● **Given request**
Every entry must be repeated exactly. Exclude all pictures.

------------------------------------

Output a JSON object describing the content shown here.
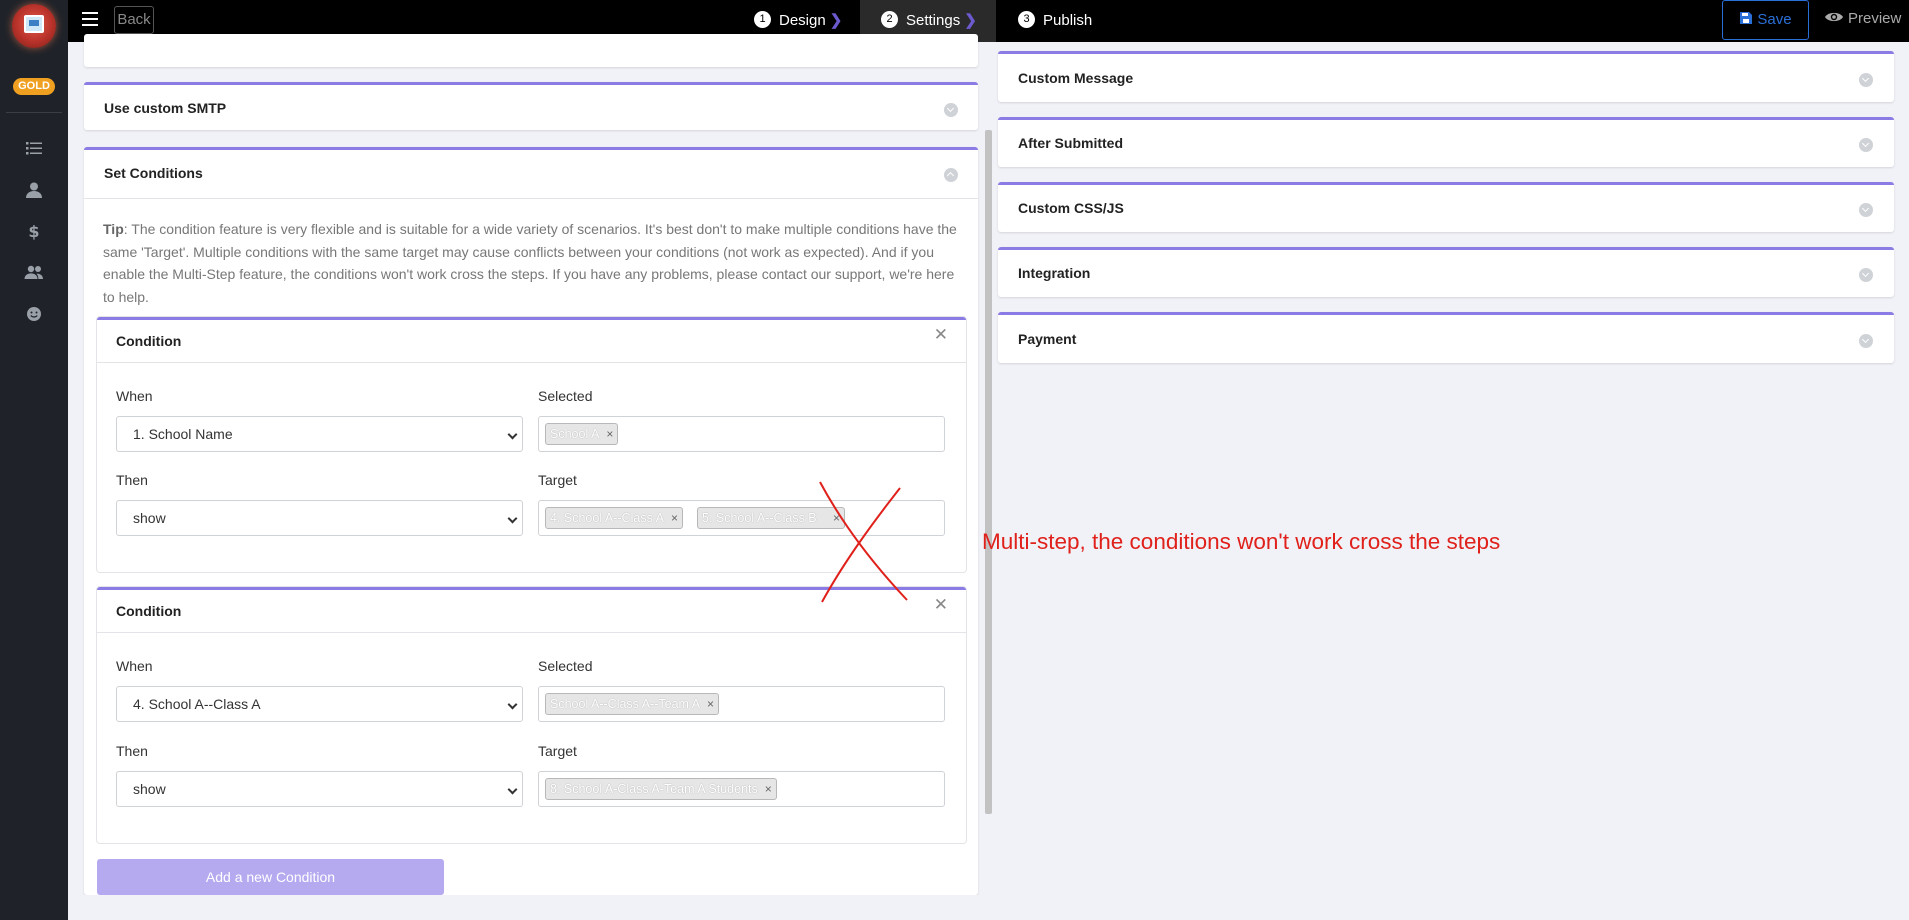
{
  "sidebar": {
    "badge": "GOLD",
    "icons": [
      "list-icon",
      "user-icon",
      "dollar-icon",
      "users-icon",
      "smile-icon"
    ]
  },
  "topbar": {
    "back_label": "Back",
    "steps": [
      {
        "num": "1",
        "label": "Design"
      },
      {
        "num": "2",
        "label": "Settings"
      },
      {
        "num": "3",
        "label": "Publish"
      }
    ],
    "active_step": "Settings",
    "save_label": "Save",
    "preview_label": "Preview"
  },
  "left_panels": {
    "smtp_title": "Use custom SMTP",
    "conditions_title": "Set Conditions",
    "tip_label": "Tip",
    "tip_text": ": The condition feature is very flexible and is suitable for a wide variety of scenarios. It's best don't to make multiple conditions have the same 'Target'. Multiple conditions with the same target may cause conflicts between your conditions (not work as expected). And if you enable the Multi-Step feature, the conditions won't work cross the steps. If you have any problems, please contact our support, we're here to help."
  },
  "conditions": [
    {
      "title": "Condition",
      "when_label": "When",
      "when_value": "1. School Name",
      "selected_label": "Selected",
      "selected_tags": [
        "School A"
      ],
      "then_label": "Then",
      "then_value": "show",
      "target_label": "Target",
      "target_tags": [
        "4. School A--Class A",
        "5. School A--Class B"
      ]
    },
    {
      "title": "Condition",
      "when_label": "When",
      "when_value": "4. School A--Class A",
      "selected_label": "Selected",
      "selected_tags": [
        "School A--Class A--Team A"
      ],
      "then_label": "Then",
      "then_value": "show",
      "target_label": "Target",
      "target_tags": [
        "8. School A-Class A-Team A Students"
      ]
    }
  ],
  "add_condition_label": "Add a new Condition",
  "right_panels": [
    "Custom Message",
    "After Submitted",
    "Custom CSS/JS",
    "Integration",
    "Payment"
  ],
  "annotation": "Multi-step, the conditions won't work cross the steps",
  "colors": {
    "accent": "#8b7be5",
    "annotation": "#e0201a",
    "save": "#2a6fd6"
  }
}
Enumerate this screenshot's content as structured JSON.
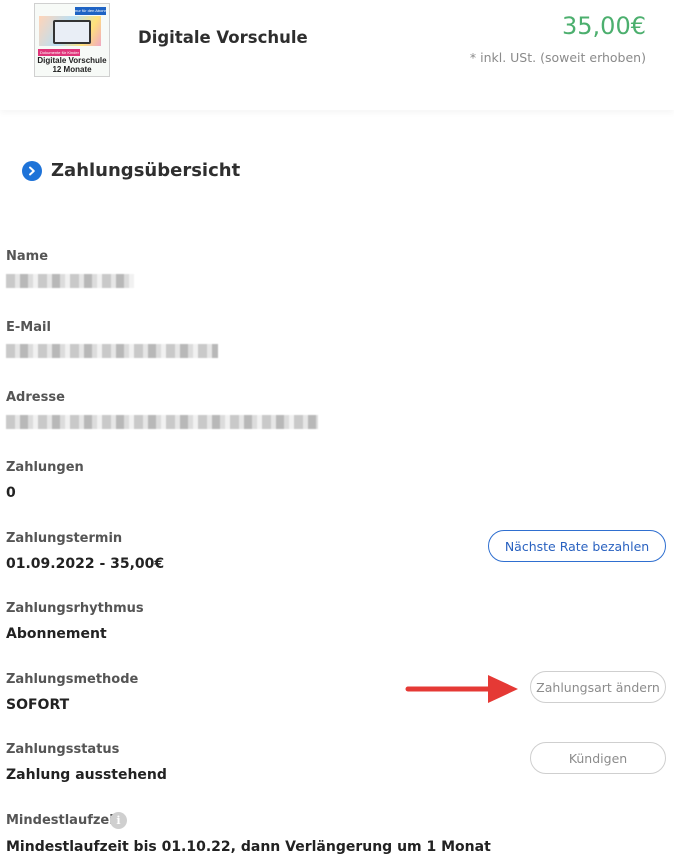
{
  "product": {
    "thumbnail": {
      "top_text": "nur für den Abonnement",
      "badge_text": "Dokumente für Kinder",
      "line1": "Digitale Vorschule",
      "line2": "12 Monate"
    },
    "name": "Digitale Vorschule",
    "price": "35,00€",
    "tax_note": "* inkl. USt. (soweit erhoben)"
  },
  "section": {
    "title": "Zahlungsübersicht",
    "icon": "chevron-right-circle-icon"
  },
  "fields": {
    "name_label": "Name",
    "email_label": "E-Mail",
    "address_label": "Adresse",
    "payments_label": "Zahlungen",
    "payments_value": "0",
    "due_label": "Zahlungstermin",
    "due_value": "01.09.2022 - 35,00€",
    "rhythm_label": "Zahlungsrhythmus",
    "rhythm_value": "Abonnement",
    "method_label": "Zahlungsmethode",
    "method_value": "SOFORT",
    "status_label": "Zahlungsstatus",
    "status_value": "Zahlung ausstehend",
    "min_term_label": "Mindestlaufzeit",
    "min_term_value": "Mindestlaufzeit bis 01.10.22, dann Verlängerung um 1 Monat"
  },
  "buttons": {
    "next_rate": "Nächste Rate bezahlen",
    "change_method": "Zahlungsart ändern",
    "cancel": "Kündigen"
  },
  "colors": {
    "price": "#4caf6e",
    "accent": "#1e73d8",
    "arrow": "#e53935"
  }
}
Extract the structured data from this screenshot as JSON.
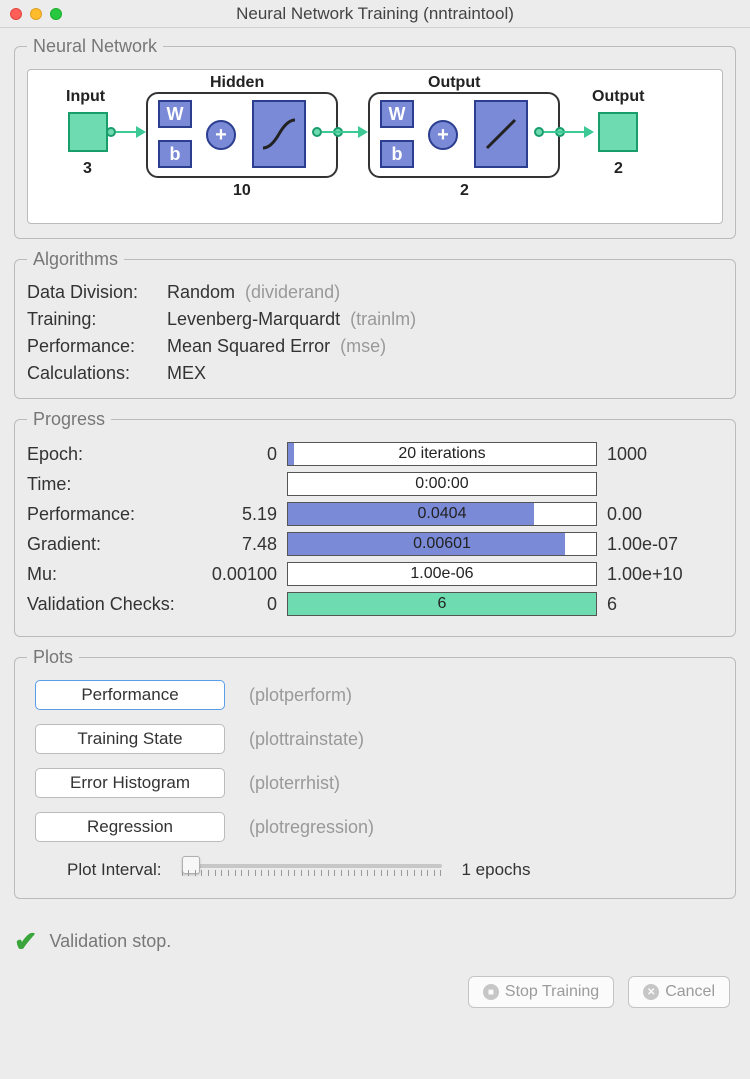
{
  "window": {
    "title": "Neural Network Training (nntraintool)"
  },
  "network": {
    "legend": "Neural Network",
    "input_label": "Input",
    "input_size": "3",
    "hidden_label": "Hidden",
    "hidden_size": "10",
    "output_layer_label": "Output",
    "output_layer_size": "2",
    "output_label": "Output",
    "output_size": "2",
    "w": "W",
    "b": "b",
    "plus": "+"
  },
  "algorithms": {
    "legend": "Algorithms",
    "rows": [
      {
        "label": "Data Division:",
        "value": "Random",
        "fn": "(dividerand)"
      },
      {
        "label": "Training:",
        "value": "Levenberg-Marquardt",
        "fn": "(trainlm)"
      },
      {
        "label": "Performance:",
        "value": "Mean Squared Error",
        "fn": "(mse)"
      },
      {
        "label": "Calculations:",
        "value": "MEX",
        "fn": ""
      }
    ]
  },
  "progress": {
    "legend": "Progress",
    "rows": [
      {
        "label": "Epoch:",
        "start": "0",
        "value": "20 iterations",
        "end": "1000",
        "fill": 2,
        "color": "blue"
      },
      {
        "label": "Time:",
        "start": "",
        "value": "0:00:00",
        "end": "",
        "fill": 0,
        "color": "blue"
      },
      {
        "label": "Performance:",
        "start": "5.19",
        "value": "0.0404",
        "end": "0.00",
        "fill": 80,
        "color": "blue"
      },
      {
        "label": "Gradient:",
        "start": "7.48",
        "value": "0.00601",
        "end": "1.00e-07",
        "fill": 90,
        "color": "blue"
      },
      {
        "label": "Mu:",
        "start": "0.00100",
        "value": "1.00e-06",
        "end": "1.00e+10",
        "fill": 0,
        "color": "blue"
      },
      {
        "label": "Validation Checks:",
        "start": "0",
        "value": "6",
        "end": "6",
        "fill": 100,
        "color": "green"
      }
    ]
  },
  "plots": {
    "legend": "Plots",
    "buttons": [
      {
        "label": "Performance",
        "fn": "(plotperform)",
        "selected": true
      },
      {
        "label": "Training State",
        "fn": "(plottrainstate)",
        "selected": false
      },
      {
        "label": "Error Histogram",
        "fn": "(ploterrhist)",
        "selected": false
      },
      {
        "label": "Regression",
        "fn": "(plotregression)",
        "selected": false
      }
    ],
    "interval_label": "Plot Interval:",
    "interval_value": "1 epochs"
  },
  "status": {
    "text": "Validation stop."
  },
  "buttons": {
    "stop": "Stop Training",
    "cancel": "Cancel"
  }
}
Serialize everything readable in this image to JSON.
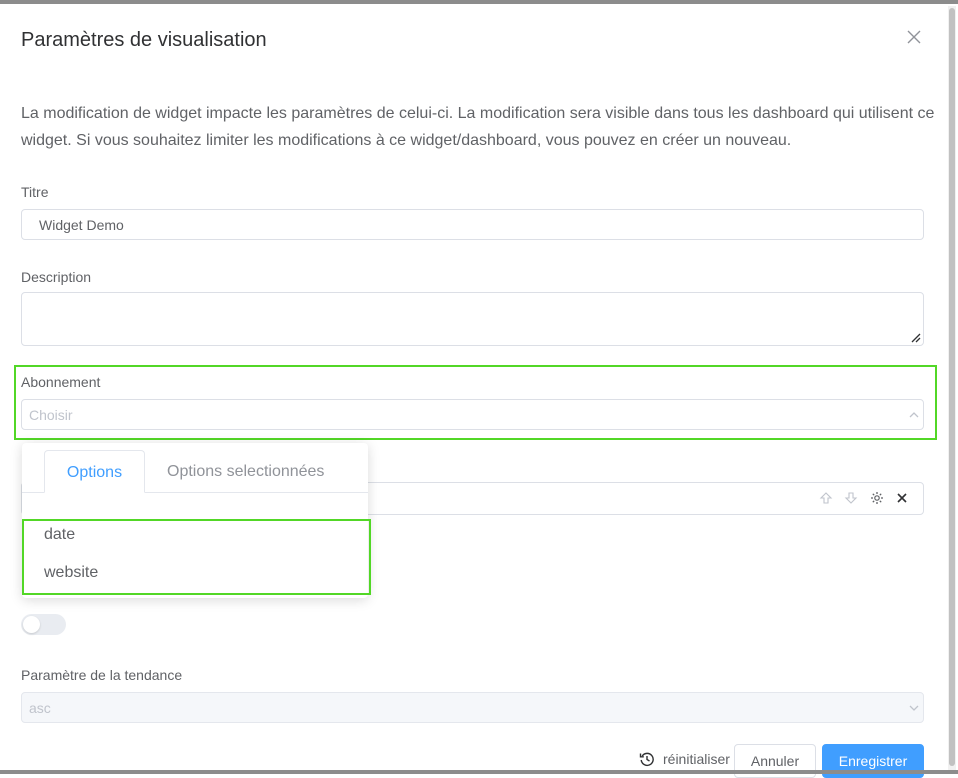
{
  "dialog": {
    "title": "Paramètres de visualisation",
    "intro": "La modification de widget impacte les paramètres de celui-ci. La modification sera visible dans tous les dashboard qui utilisent ce widget. Si vous souhaitez limiter les modifications à ce widget/dashboard, vous pouvez en créer un nouveau."
  },
  "form": {
    "title_label": "Titre",
    "title_value": "Widget Demo",
    "description_label": "Description",
    "description_value": "",
    "subscription_label": "Abonnement",
    "subscription_placeholder": "Choisir",
    "trend_label": "Paramètre de la tendance",
    "trend_value": "asc",
    "toggle_on": false
  },
  "dropdown": {
    "tabs": [
      "Options",
      "Options selectionnées"
    ],
    "active_tab": "Options",
    "options": [
      "date",
      "website"
    ]
  },
  "footer": {
    "reset_label": "réinitialiser",
    "cancel_label": "Annuler",
    "save_label": "Enregistrer"
  },
  "colors": {
    "accent": "#409eff",
    "highlight": "#52d726",
    "text": "#606266"
  },
  "icons": [
    "close-icon",
    "chevron-up-icon",
    "chevron-down-icon",
    "arrow-up-icon",
    "arrow-down-icon",
    "gear-icon",
    "x-icon",
    "history-icon",
    "resize-handle-icon"
  ]
}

------------------------------------

● **The reply**
Output a JSON object describing the content shown here.
{
  "sidebar": {
    "badge": "GOLD",
    "icons": [
      "list-icon",
      "user-icon",
      "dollar-icon",
      "users-icon",
      "smile-icon"
    ]
  },
  "topbar": {
    "back_label": "Back",
    "steps": [
      {
        "num": "1",
        "label": "Design"
      },
      {
        "num": "2",
        "label": "Settings"
      },
      {
        "num": "3",
        "label": "Publish"
      }
    ],
    "active_step": "Settings",
    "save_label": "Save",
    "preview_label": "Preview"
  },
  "left_panels": {
    "smtp_title": "Use custom SMTP",
    "conditions_title": "Set Conditions",
    "tip_label": "Tip",
    "tip_text": ": The condition feature is very flexible and is suitable for a wide variety of scenarios. It's best don't to make multiple conditions have the same 'Target'. Multiple conditions with the same target may cause conflicts between your conditions (not work as expected). And if you enable the Multi-Step feature, the conditions won't work cross the steps. If you have any problems, please contact our support, we're here to help."
  },
  "conditions": [
    {
      "title": "Condition",
      "when_label": "When",
      "when_value": "1. School Name",
      "selected_label": "Selected",
      "selected_tags": [
        "School A"
      ],
      "then_label": "Then",
      "then_value": "show",
      "target_label": "Target",
      "target_tags": [
        "4. School A--Class A",
        "5. School A--Class B"
      ]
    },
    {
      "title": "Condition",
      "when_label": "When",
      "when_value": "4. School A--Class A",
      "selected_label": "Selected",
      "selected_tags": [
        "School A--Class A--Team A"
      ],
      "then_label": "Then",
      "then_value": "show",
      "target_label": "Target",
      "target_tags": [
        "8. School A-Class A-Team A Students"
      ]
    }
  ],
  "add_condition_label": "Add a new Condition",
  "right_panels": [
    "Custom Message",
    "After Submitted",
    "Custom CSS/JS",
    "Integration",
    "Payment"
  ],
  "annotation": "Multi-step, the conditions won't work cross the steps",
  "colors": {
    "accent": "#8b7be5",
    "annotation": "#e0201a",
    "save": "#2a6fd6"
  }
}
Enumerate this screenshot's content as structured JSON.
{
  "product": {
    "thumbnail": {
      "top_text": "nur für den Abonnement",
      "badge_text": "Dokumente für Kinder",
      "line1": "Digitale Vorschule",
      "line2": "12 Monate"
    },
    "name": "Digitale Vorschule",
    "price": "35,00€",
    "tax_note": "* inkl. USt. (soweit erhoben)"
  },
  "section": {
    "title": "Zahlungsübersicht",
    "icon": "chevron-right-circle-icon"
  },
  "fields": {
    "name_label": "Name",
    "email_label": "E-Mail",
    "address_label": "Adresse",
    "payments_label": "Zahlungen",
    "payments_value": "0",
    "due_label": "Zahlungstermin",
    "due_value": "01.09.2022 - 35,00€",
    "rhythm_label": "Zahlungsrhythmus",
    "rhythm_value": "Abonnement",
    "method_label": "Zahlungsmethode",
    "method_value": "SOFORT",
    "status_label": "Zahlungsstatus",
    "status_value": "Zahlung ausstehend",
    "min_term_label": "Mindestlaufzeit",
    "min_term_value": "Mindestlaufzeit bis 01.10.22, dann Verlängerung um 1 Monat"
  },
  "buttons": {
    "next_rate": "Nächste Rate bezahlen",
    "change_method": "Zahlungsart ändern",
    "cancel": "Kündigen"
  },
  "colors": {
    "price": "#4caf6e",
    "accent": "#1e73d8",
    "arrow": "#e53935"
  }
}
Extract the structured data from this screenshot as JSON.
{
  "window": {
    "title": "Neural Network Training (nntraintool)"
  },
  "network": {
    "legend": "Neural Network",
    "input_label": "Input",
    "input_size": "3",
    "hidden_label": "Hidden",
    "hidden_size": "10",
    "output_layer_label": "Output",
    "output_layer_size": "2",
    "output_label": "Output",
    "output_size": "2",
    "w": "W",
    "b": "b",
    "plus": "+"
  },
  "algorithms": {
    "legend": "Algorithms",
    "rows": [
      {
        "label": "Data Division:",
        "value": "Random",
        "fn": "(dividerand)"
      },
      {
        "label": "Training:",
        "value": "Levenberg-Marquardt",
        "fn": "(trainlm)"
      },
      {
        "label": "Performance:",
        "value": "Mean Squared Error",
        "fn": "(mse)"
      },
      {
        "label": "Calculations:",
        "value": "MEX",
        "fn": ""
      }
    ]
  },
  "progress": {
    "legend": "Progress",
    "rows": [
      {
        "label": "Epoch:",
        "start": "0",
        "value": "20 iterations",
        "end": "1000",
        "fill": 2,
        "color": "blue"
      },
      {
        "label": "Time:",
        "start": "",
        "value": "0:00:00",
        "end": "",
        "fill": 0,
        "color": "blue"
      },
      {
        "label": "Performance:",
        "start": "5.19",
        "value": "0.0404",
        "end": "0.00",
        "fill": 80,
        "color": "blue"
      },
      {
        "label": "Gradient:",
        "start": "7.48",
        "value": "0.00601",
        "end": "1.00e-07",
        "fill": 90,
        "color": "blue"
      },
      {
        "label": "Mu:",
        "start": "0.00100",
        "value": "1.00e-06",
        "end": "1.00e+10",
        "fill": 0,
        "color": "blue"
      },
      {
        "label": "Validation Checks:",
        "start": "0",
        "value": "6",
        "end": "6",
        "fill": 100,
        "color": "green"
      }
    ]
  },
  "plots": {
    "legend": "Plots",
    "buttons": [
      {
        "label": "Performance",
        "fn": "(plotperform)",
        "selected": true
      },
      {
        "label": "Training State",
        "fn": "(plottrainstate)",
        "selected": false
      },
      {
        "label": "Error Histogram",
        "fn": "(ploterrhist)",
        "selected": false
      },
      {
        "label": "Regression",
        "fn": "(plotregression)",
        "selected": false
      }
    ],
    "interval_label": "Plot Interval:",
    "interval_value": "1 epochs"
  },
  "status": {
    "text": "Validation stop."
  },
  "buttons": {
    "stop": "Stop Training",
    "cancel": "Cancel"
  }
}
Serialize everything readable in this image to JSON.
{
  "dialog": {
    "title": "Paramètres de visualisation",
    "intro": "La modification de widget impacte les paramètres de celui-ci. La modification sera visible dans tous les dashboard qui utilisent ce widget. Si vous souhaitez limiter les modifications à ce widget/dashboard, vous pouvez en créer un nouveau."
  },
  "form": {
    "title_label": "Titre",
    "title_value": "Widget Demo",
    "description_label": "Description",
    "description_value": "",
    "subscription_label": "Abonnement",
    "subscription_placeholder": "Choisir",
    "trend_label": "Paramètre de la tendance",
    "trend_value": "asc",
    "toggle_on": false
  },
  "dropdown": {
    "tabs": [
      "Options",
      "Options selectionnées"
    ],
    "active_tab": "Options",
    "options": [
      "date",
      "website"
    ]
  },
  "footer": {
    "reset_label": "réinitialiser",
    "cancel_label": "Annuler",
    "save_label": "Enregistrer"
  },
  "colors": {
    "accent": "#409eff",
    "highlight": "#52d726",
    "text": "#606266"
  },
  "icons": [
    "close-icon",
    "chevron-up-icon",
    "chevron-down-icon",
    "arrow-up-icon",
    "arrow-down-icon",
    "gear-icon",
    "x-icon",
    "history-icon",
    "resize-handle-icon"
  ]
}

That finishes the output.